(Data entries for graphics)
--*--

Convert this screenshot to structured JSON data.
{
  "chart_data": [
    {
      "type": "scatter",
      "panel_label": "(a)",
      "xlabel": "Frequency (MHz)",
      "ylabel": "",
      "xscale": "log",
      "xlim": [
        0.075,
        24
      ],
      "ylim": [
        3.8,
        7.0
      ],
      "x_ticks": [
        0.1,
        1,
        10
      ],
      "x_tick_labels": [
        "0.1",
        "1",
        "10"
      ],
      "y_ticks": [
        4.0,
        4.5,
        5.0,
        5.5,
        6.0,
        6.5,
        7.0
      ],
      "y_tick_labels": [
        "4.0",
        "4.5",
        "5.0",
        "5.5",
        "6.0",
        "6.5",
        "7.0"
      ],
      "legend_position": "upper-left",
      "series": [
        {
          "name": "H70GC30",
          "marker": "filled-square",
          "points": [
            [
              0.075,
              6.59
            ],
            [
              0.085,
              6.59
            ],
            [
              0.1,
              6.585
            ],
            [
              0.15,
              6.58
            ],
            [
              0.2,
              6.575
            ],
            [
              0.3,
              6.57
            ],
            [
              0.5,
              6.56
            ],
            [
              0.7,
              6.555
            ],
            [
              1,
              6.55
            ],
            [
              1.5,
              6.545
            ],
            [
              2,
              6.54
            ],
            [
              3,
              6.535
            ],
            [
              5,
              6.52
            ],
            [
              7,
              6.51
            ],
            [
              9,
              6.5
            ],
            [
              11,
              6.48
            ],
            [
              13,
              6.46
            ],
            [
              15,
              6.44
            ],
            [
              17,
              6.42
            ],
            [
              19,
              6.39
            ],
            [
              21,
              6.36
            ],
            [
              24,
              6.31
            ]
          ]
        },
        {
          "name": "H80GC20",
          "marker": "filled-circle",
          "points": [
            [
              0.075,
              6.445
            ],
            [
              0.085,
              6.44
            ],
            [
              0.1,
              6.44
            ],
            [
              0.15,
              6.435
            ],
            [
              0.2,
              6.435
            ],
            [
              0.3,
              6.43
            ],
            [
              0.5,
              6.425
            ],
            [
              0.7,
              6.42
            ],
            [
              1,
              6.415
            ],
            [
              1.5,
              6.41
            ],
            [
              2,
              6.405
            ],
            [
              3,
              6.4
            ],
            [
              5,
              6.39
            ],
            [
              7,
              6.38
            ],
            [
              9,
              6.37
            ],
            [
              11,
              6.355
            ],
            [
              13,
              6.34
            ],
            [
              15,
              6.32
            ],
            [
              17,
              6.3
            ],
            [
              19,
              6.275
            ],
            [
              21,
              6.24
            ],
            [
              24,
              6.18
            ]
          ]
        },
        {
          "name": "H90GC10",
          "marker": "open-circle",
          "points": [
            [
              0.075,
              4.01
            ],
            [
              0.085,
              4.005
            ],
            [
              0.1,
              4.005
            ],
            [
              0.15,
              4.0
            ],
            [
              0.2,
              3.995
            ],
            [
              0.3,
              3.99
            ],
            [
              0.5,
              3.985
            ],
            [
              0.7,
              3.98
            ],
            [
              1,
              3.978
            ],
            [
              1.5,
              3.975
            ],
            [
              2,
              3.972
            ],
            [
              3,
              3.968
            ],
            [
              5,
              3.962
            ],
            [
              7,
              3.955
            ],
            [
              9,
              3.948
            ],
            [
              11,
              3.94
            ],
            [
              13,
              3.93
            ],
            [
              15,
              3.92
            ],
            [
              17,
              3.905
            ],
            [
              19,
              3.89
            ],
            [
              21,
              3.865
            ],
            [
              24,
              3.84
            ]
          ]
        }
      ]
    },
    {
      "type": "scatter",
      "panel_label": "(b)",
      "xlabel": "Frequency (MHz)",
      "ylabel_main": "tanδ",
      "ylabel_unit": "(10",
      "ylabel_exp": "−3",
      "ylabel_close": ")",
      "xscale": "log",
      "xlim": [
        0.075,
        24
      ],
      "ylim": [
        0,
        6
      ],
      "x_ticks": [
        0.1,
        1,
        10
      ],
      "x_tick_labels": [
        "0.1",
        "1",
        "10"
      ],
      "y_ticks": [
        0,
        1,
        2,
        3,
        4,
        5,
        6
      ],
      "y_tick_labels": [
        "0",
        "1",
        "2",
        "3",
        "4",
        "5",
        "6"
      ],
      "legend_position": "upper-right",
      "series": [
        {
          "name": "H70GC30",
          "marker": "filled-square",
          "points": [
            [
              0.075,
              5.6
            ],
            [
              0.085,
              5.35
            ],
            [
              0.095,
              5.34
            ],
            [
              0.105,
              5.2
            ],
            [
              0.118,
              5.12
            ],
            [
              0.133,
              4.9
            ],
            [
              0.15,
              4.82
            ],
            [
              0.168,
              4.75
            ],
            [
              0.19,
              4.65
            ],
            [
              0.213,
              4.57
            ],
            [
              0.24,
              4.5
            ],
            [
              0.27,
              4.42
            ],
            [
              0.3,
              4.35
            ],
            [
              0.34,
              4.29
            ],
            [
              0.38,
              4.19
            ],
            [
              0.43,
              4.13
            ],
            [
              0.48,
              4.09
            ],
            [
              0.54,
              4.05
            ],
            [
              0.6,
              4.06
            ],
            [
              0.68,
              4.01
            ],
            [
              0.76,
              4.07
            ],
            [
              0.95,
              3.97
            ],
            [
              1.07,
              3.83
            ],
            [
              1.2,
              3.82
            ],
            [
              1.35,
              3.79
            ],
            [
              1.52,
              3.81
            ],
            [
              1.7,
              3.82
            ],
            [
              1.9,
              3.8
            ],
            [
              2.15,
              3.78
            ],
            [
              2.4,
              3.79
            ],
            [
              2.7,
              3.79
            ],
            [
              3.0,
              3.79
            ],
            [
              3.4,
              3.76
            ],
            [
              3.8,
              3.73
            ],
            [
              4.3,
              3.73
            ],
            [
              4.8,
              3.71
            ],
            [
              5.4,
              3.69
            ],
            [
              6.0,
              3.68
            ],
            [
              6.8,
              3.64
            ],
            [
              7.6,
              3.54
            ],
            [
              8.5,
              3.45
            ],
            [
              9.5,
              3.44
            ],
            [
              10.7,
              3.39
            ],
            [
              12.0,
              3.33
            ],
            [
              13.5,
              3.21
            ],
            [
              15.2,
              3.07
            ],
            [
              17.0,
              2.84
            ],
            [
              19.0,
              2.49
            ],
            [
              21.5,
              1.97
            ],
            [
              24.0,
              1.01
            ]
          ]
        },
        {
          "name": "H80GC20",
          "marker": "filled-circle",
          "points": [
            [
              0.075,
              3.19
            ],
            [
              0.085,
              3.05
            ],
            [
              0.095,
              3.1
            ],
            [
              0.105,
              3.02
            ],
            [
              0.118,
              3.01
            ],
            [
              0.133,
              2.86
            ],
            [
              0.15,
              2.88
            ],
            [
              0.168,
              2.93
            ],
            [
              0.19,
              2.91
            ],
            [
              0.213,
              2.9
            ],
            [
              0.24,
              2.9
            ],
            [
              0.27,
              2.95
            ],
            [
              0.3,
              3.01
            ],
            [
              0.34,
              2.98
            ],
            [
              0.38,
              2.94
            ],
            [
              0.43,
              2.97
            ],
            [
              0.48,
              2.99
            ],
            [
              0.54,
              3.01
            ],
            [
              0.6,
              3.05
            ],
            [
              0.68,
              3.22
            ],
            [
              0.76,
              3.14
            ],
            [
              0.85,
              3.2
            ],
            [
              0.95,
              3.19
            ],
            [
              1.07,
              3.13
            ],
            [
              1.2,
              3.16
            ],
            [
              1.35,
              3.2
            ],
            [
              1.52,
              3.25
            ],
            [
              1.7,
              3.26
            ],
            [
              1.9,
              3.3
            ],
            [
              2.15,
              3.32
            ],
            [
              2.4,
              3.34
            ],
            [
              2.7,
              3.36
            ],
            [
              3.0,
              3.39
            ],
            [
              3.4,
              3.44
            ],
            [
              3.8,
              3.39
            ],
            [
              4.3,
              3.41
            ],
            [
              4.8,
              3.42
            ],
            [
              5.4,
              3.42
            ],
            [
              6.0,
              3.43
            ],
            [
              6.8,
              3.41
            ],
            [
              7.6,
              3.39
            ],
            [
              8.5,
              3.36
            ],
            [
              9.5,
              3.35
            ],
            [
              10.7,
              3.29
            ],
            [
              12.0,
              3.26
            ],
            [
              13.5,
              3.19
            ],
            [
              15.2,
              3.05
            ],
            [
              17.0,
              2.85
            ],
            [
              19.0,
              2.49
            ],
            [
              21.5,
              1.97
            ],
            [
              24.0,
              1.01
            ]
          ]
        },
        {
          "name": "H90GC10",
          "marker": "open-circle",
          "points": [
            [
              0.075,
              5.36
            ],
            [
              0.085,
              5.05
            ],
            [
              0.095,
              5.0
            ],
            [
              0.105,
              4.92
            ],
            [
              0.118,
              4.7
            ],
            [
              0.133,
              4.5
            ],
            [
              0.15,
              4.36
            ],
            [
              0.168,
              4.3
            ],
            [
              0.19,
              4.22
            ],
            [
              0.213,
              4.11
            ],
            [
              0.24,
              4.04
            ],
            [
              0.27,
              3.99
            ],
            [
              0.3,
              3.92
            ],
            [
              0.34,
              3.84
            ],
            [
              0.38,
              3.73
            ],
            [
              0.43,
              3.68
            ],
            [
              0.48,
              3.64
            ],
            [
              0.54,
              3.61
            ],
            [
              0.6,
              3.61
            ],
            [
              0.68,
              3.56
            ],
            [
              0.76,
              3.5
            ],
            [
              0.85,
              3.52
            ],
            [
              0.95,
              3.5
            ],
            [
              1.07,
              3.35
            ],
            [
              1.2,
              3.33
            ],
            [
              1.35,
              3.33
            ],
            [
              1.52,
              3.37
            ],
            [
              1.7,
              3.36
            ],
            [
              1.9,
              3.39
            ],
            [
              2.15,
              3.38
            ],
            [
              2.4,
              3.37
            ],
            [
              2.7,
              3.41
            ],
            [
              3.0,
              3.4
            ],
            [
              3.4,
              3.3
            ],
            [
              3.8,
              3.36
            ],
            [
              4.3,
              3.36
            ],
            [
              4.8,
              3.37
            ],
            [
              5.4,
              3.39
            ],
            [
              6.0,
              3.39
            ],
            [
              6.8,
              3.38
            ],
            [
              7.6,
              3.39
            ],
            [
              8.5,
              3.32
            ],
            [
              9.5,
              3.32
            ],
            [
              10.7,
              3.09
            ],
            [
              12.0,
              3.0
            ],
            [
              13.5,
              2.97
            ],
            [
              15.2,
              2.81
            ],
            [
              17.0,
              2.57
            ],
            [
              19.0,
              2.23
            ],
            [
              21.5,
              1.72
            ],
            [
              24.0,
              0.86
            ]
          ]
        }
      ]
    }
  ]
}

--*--

-- GOAL --
Search the data for "upper". Copy every line that has it.

-- TASK OUTPUT --
      "legend_position": "upper-left",
      "legend_position": "upper-right",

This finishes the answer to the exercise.